■ **What is being asked**:
The complete listing should be restated exactly.
= = = = =
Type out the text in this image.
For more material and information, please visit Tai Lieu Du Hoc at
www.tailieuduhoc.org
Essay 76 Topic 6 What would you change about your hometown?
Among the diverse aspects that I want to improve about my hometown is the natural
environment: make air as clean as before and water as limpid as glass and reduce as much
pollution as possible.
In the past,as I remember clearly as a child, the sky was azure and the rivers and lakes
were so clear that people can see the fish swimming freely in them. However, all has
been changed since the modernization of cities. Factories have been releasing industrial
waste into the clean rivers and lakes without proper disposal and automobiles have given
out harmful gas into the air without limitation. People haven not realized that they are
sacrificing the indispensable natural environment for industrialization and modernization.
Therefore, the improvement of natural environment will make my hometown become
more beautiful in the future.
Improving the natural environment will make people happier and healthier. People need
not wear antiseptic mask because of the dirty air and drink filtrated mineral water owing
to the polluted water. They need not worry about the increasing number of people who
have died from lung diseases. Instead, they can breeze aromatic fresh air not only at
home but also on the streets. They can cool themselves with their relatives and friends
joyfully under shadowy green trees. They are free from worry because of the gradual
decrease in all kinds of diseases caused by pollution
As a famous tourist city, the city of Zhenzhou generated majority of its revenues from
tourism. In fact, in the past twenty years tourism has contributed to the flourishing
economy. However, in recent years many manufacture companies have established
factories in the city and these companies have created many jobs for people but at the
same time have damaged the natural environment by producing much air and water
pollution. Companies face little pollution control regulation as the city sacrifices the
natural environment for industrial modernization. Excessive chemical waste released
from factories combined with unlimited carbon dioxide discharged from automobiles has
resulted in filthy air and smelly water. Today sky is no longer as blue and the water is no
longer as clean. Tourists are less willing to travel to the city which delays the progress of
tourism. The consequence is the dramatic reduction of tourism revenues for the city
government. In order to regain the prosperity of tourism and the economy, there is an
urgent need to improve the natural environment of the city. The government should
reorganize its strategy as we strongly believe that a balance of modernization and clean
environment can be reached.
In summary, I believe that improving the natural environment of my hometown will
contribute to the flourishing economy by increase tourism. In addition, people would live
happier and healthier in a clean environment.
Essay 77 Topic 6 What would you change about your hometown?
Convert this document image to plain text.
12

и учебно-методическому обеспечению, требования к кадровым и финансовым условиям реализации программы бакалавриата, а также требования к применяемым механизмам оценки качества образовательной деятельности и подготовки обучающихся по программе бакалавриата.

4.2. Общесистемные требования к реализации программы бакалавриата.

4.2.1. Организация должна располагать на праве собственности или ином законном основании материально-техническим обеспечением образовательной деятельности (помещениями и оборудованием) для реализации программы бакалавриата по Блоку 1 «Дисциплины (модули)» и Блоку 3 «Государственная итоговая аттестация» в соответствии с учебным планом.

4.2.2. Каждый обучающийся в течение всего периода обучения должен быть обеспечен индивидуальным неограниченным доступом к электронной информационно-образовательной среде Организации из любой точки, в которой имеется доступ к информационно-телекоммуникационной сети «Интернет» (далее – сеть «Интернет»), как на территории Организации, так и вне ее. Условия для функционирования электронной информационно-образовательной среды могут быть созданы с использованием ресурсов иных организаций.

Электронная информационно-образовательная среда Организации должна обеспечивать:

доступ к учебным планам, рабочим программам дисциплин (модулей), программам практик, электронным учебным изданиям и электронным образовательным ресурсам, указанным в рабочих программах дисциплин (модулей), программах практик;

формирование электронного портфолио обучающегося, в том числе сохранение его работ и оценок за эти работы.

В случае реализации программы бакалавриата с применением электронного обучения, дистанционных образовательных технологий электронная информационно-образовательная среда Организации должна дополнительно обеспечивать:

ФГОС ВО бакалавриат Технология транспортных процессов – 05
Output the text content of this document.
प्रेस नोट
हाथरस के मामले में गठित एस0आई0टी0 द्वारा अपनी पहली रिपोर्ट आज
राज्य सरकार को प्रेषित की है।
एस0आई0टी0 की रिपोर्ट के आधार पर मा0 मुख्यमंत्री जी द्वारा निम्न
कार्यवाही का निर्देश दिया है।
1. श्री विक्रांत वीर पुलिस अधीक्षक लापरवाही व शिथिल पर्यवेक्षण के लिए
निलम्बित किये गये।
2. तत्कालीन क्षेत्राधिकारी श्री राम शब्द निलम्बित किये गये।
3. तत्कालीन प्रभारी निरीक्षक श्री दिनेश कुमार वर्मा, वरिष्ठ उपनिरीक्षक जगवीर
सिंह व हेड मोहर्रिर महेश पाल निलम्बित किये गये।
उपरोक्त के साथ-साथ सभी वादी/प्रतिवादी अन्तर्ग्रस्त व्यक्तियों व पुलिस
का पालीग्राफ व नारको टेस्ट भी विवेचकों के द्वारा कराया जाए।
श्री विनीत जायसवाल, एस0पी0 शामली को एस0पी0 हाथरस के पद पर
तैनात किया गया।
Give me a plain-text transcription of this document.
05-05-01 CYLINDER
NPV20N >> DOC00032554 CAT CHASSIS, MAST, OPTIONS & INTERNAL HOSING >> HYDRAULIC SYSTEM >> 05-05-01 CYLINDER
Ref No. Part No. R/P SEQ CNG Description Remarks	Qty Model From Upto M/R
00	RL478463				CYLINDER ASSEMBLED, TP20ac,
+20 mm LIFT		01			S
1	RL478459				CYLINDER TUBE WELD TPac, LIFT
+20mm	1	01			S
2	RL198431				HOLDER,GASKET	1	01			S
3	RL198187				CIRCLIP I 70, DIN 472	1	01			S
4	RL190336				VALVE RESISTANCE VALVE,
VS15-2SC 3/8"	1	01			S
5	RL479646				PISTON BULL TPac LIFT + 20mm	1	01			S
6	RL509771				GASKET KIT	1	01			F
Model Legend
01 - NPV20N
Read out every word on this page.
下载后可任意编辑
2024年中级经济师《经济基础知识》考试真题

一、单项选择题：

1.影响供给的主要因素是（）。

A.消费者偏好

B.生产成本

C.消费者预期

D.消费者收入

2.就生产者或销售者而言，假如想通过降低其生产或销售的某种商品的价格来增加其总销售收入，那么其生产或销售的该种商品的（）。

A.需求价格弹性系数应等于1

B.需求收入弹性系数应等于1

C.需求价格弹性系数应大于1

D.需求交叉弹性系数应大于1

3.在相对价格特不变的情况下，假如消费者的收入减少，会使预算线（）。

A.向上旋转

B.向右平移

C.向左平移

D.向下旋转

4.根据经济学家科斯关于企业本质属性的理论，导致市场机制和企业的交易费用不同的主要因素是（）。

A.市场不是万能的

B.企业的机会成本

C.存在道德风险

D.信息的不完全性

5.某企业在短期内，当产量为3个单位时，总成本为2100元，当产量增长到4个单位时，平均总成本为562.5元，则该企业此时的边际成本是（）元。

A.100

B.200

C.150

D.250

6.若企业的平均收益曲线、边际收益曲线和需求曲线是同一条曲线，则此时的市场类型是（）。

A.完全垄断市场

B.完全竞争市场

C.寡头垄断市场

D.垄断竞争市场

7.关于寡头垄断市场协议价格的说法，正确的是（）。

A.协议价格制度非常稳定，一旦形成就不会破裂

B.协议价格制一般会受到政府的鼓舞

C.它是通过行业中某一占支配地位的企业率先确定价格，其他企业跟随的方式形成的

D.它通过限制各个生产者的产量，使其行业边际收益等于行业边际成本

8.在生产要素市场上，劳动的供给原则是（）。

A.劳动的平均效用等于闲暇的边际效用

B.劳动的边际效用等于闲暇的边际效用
= = = = =
■ **Full response**:
Type out the text in this image.
For more material and information, please visit Tai Lieu Du Hoc at
www.tailieuduhoc.org
Essay 76 Topic 6 What would you change about your hometown?
Among the diverse aspects that I want to improve about my hometown is the natural
environment: make air as clean as before and water as limpid as glass and reduce as much
pollution as possible.
In the past,as I remember clearly as a child, the sky was azure and the rivers and lakes
were so clear that people can see the fish swimming freely in them. However, all has
been changed since the modernization of cities. Factories have been releasing industrial
waste into the clean rivers and lakes without proper disposal and automobiles have given
out harmful gas into the air without limitation. People haven not realized that they are
sacrificing the indispensable natural environment for industrialization and modernization.
Therefore, the improvement of natural environment will make my hometown become
more beautiful in the future.
Improving the natural environment will make people happier and healthier. People need
not wear antiseptic mask because of the dirty air and drink filtrated mineral water owing
to the polluted water. They need not worry about the increasing number of people who
have died from lung diseases. Instead, they can breeze aromatic fresh air not only at
home but also on the streets. They can cool themselves with their relatives and friends
joyfully under shadowy green trees. They are free from worry because of the gradual
decrease in all kinds of diseases caused by pollution
As a famous tourist city, the city of Zhenzhou generated majority of its revenues from
tourism. In fact, in the past twenty years tourism has contributed to the flourishing
economy. However, in recent years many manufacture companies have established
factories in the city and these companies have created many jobs for people but at the
same time have damaged the natural environment by producing much air and water
pollution. Companies face little pollution control regulation as the city sacrifices the
natural environment for industrial modernization. Excessive chemical waste released
from factories combined with unlimited carbon dioxide discharged from automobiles has
resulted in filthy air and smelly water. Today sky is no longer as blue and the water is no
longer as clean. Tourists are less willing to travel to the city which delays the progress of
tourism. The consequence is the dramatic reduction of tourism revenues for the city
government. In order to regain the prosperity of tourism and the economy, there is an
urgent need to improve the natural environment of the city. The government should
reorganize its strategy as we strongly believe that a balance of modernization and clean
environment can be reached.
In summary, I believe that improving the natural environment of my hometown will
contribute to the flourishing economy by increase tourism. In addition, people would live
happier and healthier in a clean environment.
Essay 77 Topic 6 What would you change about your hometown?
Convert this document image to plain text.
12

и учебно-методическому обеспечению, требования к кадровым и финансовым условиям реализации программы бакалавриата, а также требования к применяемым механизмам оценки качества образовательной деятельности и подготовки обучающихся по программе бакалавриата.

4.2. Общесистемные требования к реализации программы бакалавриата.

4.2.1. Организация должна располагать на праве собственности или ином законном основании материально-техническим обеспечением образовательной деятельности (помещениями и оборудованием) для реализации программы бакалавриата по Блоку 1 «Дисциплины (модули)» и Блоку 3 «Государственная итоговая аттестация» в соответствии с учебным планом.

4.2.2. Каждый обучающийся в течение всего периода обучения должен быть обеспечен индивидуальным неограниченным доступом к электронной информационно-образовательной среде Организации из любой точки, в которой имеется доступ к информационно-телекоммуникационной сети «Интернет» (далее – сеть «Интернет»), как на территории Организации, так и вне ее. Условия для функционирования электронной информационно-образовательной среды могут быть созданы с использованием ресурсов иных организаций.

Электронная информационно-образовательная среда Организации должна обеспечивать:

доступ к учебным планам, рабочим программам дисциплин (модулей), программам практик, электронным учебным изданиям и электронным образовательным ресурсам, указанным в рабочих программах дисциплин (модулей), программах практик;

формирование электронного портфолио обучающегося, в том числе сохранение его работ и оценок за эти работы.

В случае реализации программы бакалавриата с применением электронного обучения, дистанционных образовательных технологий электронная информационно-образовательная среда Организации должна дополнительно обеспечивать:

ФГОС ВО бакалавриат Технология транспортных процессов – 05
Output the text content of this document.
प्रेस नोट
हाथरस के मामले में गठित एस0आई0टी0 द्वारा अपनी पहली रिपोर्ट आज
राज्य सरकार को प्रेषित की है।
एस0आई0टी0 की रिपोर्ट के आधार पर मा0 मुख्यमंत्री जी द्वारा निम्न
कार्यवाही का निर्देश दिया है।
1. श्री विक्रांत वीर पुलिस अधीक्षक लापरवाही व शिथिल पर्यवेक्षण के लिए
निलम्बित किये गये।
2. तत्कालीन क्षेत्राधिकारी श्री राम शब्द निलम्बित किये गये।
3. तत्कालीन प्रभारी निरीक्षक श्री दिनेश कुमार वर्मा, वरिष्ठ उपनिरीक्षक जगवीर
सिंह व हेड मोहर्रिर महेश पाल निलम्बित किये गये।
उपरोक्त के साथ-साथ सभी वादी/प्रतिवादी अन्तर्ग्रस्त व्यक्तियों व पुलिस
का पालीग्राफ व नारको टेस्ट भी विवेचकों के द्वारा कराया जाए।
श्री विनीत जायसवाल, एस0पी0 शामली को एस0पी0 हाथरस के पद पर
तैनात किया गया।
Give me a plain-text transcription of this document.
05-05-01 CYLINDER
NPV20N >> DOC00032554 CAT CHASSIS, MAST, OPTIONS & INTERNAL HOSING >> HYDRAULIC SYSTEM >> 05-05-01 CYLINDER
Ref No. Part No. R/P SEQ CNG Description Remarks	Qty Model From Upto M/R
00	RL478463				CYLINDER ASSEMBLED, TP20ac,
+20 mm LIFT		01			S
1	RL478459				CYLINDER TUBE WELD TPac, LIFT
+20mm	1	01			S
2	RL198431				HOLDER,GASKET	1	01			S
3	RL198187				CIRCLIP I 70, DIN 472	1	01			S
4	RL190336				VALVE RESISTANCE VALVE,
VS15-2SC 3/8"	1	01			S
5	RL479646				PISTON BULL TPac LIFT + 20mm	1	01			S
6	RL509771				GASKET KIT	1	01			F
Model Legend
01 - NPV20N
Read out every word on this page.
下载后可任意编辑
2024年中级经济师《经济基础知识》考试真题

一、单项选择题：

1.影响供给的主要因素是（）。

A.消费者偏好

B.生产成本

C.消费者预期

D.消费者收入

2.就生产者或销售者而言，假如想通过降低其生产或销售的某种商品的价格来增加其总销售收入，那么其生产或销售的该种商品的（）。

A.需求价格弹性系数应等于1

B.需求收入弹性系数应等于1

C.需求价格弹性系数应大于1

D.需求交叉弹性系数应大于1

3.在相对价格特不变的情况下，假如消费者的收入减少，会使预算线（）。

A.向上旋转

B.向右平移

C.向左平移

D.向下旋转

4.根据经济学家科斯关于企业本质属性的理论，导致市场机制和企业的交易费用不同的主要因素是（）。

A.市场不是万能的

B.企业的机会成本

C.存在道德风险

D.信息的不完全性

5.某企业在短期内，当产量为3个单位时，总成本为2100元，当产量增长到4个单位时，平均总成本为562.5元，则该企业此时的边际成本是（）元。

A.100

B.200

C.150

D.250

6.若企业的平均收益曲线、边际收益曲线和需求曲线是同一条曲线，则此时的市场类型是（）。

A.完全垄断市场

B.完全竞争市场

C.寡头垄断市场

D.垄断竞争市场

7.关于寡头垄断市场协议价格的说法，正确的是（）。

A.协议价格制度非常稳定，一旦形成就不会破裂

B.协议价格制一般会受到政府的鼓舞

C.它是通过行业中某一占支配地位的企业率先确定价格，其他企业跟随的方式形成的

D.它通过限制各个生产者的产量，使其行业边际收益等于行业边际成本

8.在生产要素市场上，劳动的供给原则是（）。

A.劳动的平均效用等于闲暇的边际效用

B.劳动的边际效用等于闲暇的边际效用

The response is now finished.